Extract each record and reproduce it exactly.

+++++

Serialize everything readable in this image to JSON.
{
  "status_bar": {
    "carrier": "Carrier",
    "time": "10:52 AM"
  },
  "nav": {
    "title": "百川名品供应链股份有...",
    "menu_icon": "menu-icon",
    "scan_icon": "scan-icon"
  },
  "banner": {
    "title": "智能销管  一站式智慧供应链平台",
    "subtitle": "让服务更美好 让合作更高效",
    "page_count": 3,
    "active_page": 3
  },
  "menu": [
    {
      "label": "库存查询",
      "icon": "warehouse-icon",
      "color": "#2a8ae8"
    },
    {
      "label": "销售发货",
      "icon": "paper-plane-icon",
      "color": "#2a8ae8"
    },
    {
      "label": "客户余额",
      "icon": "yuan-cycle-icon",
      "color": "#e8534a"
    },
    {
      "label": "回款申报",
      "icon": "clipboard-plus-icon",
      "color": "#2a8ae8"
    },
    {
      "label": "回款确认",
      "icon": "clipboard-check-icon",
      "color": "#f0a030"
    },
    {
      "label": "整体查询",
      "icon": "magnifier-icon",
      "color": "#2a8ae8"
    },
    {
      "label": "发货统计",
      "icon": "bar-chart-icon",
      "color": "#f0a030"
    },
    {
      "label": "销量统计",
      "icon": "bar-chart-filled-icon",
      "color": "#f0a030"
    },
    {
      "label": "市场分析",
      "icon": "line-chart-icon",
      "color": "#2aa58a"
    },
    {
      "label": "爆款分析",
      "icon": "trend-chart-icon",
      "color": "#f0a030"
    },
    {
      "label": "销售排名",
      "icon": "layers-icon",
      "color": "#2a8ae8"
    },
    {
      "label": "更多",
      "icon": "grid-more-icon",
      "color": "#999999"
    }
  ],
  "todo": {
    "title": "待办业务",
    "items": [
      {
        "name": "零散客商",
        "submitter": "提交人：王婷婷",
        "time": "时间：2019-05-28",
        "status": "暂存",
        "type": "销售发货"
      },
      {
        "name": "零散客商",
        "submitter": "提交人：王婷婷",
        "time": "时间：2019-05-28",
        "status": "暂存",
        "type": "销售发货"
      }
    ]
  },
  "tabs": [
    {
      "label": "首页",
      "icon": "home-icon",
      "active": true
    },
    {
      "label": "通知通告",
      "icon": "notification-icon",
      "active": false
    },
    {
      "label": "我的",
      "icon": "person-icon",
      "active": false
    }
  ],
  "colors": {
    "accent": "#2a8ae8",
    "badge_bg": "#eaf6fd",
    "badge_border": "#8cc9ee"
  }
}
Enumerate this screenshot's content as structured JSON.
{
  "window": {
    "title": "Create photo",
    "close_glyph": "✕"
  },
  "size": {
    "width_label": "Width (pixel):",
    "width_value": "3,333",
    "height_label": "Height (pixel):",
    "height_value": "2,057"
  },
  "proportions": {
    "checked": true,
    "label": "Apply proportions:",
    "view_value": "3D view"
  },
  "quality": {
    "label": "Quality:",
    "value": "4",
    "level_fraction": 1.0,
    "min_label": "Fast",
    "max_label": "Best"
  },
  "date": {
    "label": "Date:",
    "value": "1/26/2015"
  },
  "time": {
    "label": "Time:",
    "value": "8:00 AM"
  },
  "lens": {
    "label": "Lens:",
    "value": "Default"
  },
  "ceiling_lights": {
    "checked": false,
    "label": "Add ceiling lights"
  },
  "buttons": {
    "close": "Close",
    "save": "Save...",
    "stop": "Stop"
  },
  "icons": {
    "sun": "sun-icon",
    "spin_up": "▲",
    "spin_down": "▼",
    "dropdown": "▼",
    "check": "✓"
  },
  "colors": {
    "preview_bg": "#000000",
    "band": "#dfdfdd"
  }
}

+++++

[RESULT OF THIS TASK]
Serialize everything readable in this image to JSON.
{
  "status_bar": {
    "carrier": "Carrier",
    "time": "10:52 AM"
  },
  "nav": {
    "title": "百川名品供应链股份有...",
    "menu_icon": "menu-icon",
    "scan_icon": "scan-icon"
  },
  "banner": {
    "title": "智能销管  一站式智慧供应链平台",
    "subtitle": "让服务更美好 让合作更高效",
    "page_count": 3,
    "active_page": 3
  },
  "menu": [
    {
      "label": "库存查询",
      "icon": "warehouse-icon",
      "color": "#2a8ae8"
    },
    {
      "label": "销售发货",
      "icon": "paper-plane-icon",
      "color": "#2a8ae8"
    },
    {
      "label": "客户余额",
      "icon": "yuan-cycle-icon",
      "color": "#e8534a"
    },
    {
      "label": "回款申报",
      "icon": "clipboard-plus-icon",
      "color": "#2a8ae8"
    },
    {
      "label": "回款确认",
      "icon": "clipboard-check-icon",
      "color": "#f0a030"
    },
    {
      "label": "整体查询",
      "icon": "magnifier-icon",
      "color": "#2a8ae8"
    },
    {
      "label": "发货统计",
      "icon": "bar-chart-icon",
      "color": "#f0a030"
    },
    {
      "label": "销量统计",
      "icon": "bar-chart-filled-icon",
      "color": "#f0a030"
    },
    {
      "label": "市场分析",
      "icon": "line-chart-icon",
      "color": "#2aa58a"
    },
    {
      "label": "爆款分析",
      "icon": "trend-chart-icon",
      "color": "#f0a030"
    },
    {
      "label": "销售排名",
      "icon": "layers-icon",
      "color": "#2a8ae8"
    },
    {
      "label": "更多",
      "icon": "grid-more-icon",
      "color": "#999999"
    }
  ],
  "todo": {
    "title": "待办业务",
    "items": [
      {
        "name": "零散客商",
        "submitter": "提交人：王婷婷",
        "time": "时间：2019-05-28",
        "status": "暂存",
        "type": "销售发货"
      },
      {
        "name": "零散客商",
        "submitter": "提交人：王婷婷",
        "time": "时间：2019-05-28",
        "status": "暂存",
        "type": "销售发货"
      }
    ]
  },
  "tabs": [
    {
      "label": "首页",
      "icon": "home-icon",
      "active": true
    },
    {
      "label": "通知通告",
      "icon": "notification-icon",
      "active": false
    },
    {
      "label": "我的",
      "icon": "person-icon",
      "active": false
    }
  ],
  "colors": {
    "accent": "#2a8ae8",
    "badge_bg": "#eaf6fd",
    "badge_border": "#8cc9ee"
  }
}
Enumerate this screenshot's content as structured JSON.
{
  "window": {
    "title": "Create photo",
    "close_glyph": "✕"
  },
  "size": {
    "width_label": "Width (pixel):",
    "width_value": "3,333",
    "height_label": "Height (pixel):",
    "height_value": "2,057"
  },
  "proportions": {
    "checked": true,
    "label": "Apply proportions:",
    "view_value": "3D view"
  },
  "quality": {
    "label": "Quality:",
    "value": "4",
    "level_fraction": 1.0,
    "min_label": "Fast",
    "max_label": "Best"
  },
  "date": {
    "label": "Date:",
    "value": "1/26/2015"
  },
  "time": {
    "label": "Time:",
    "value": "8:00 AM"
  },
  "lens": {
    "label": "Lens:",
    "value": "Default"
  },
  "ceiling_lights": {
    "checked": false,
    "label": "Add ceiling lights"
  },
  "buttons": {
    "close": "Close",
    "save": "Save...",
    "stop": "Stop"
  },
  "icons": {
    "sun": "sun-icon",
    "spin_up": "▲",
    "spin_down": "▼",
    "dropdown": "▼",
    "check": "✓"
  },
  "colors": {
    "preview_bg": "#000000",
    "band": "#dfdfdd"
  }
}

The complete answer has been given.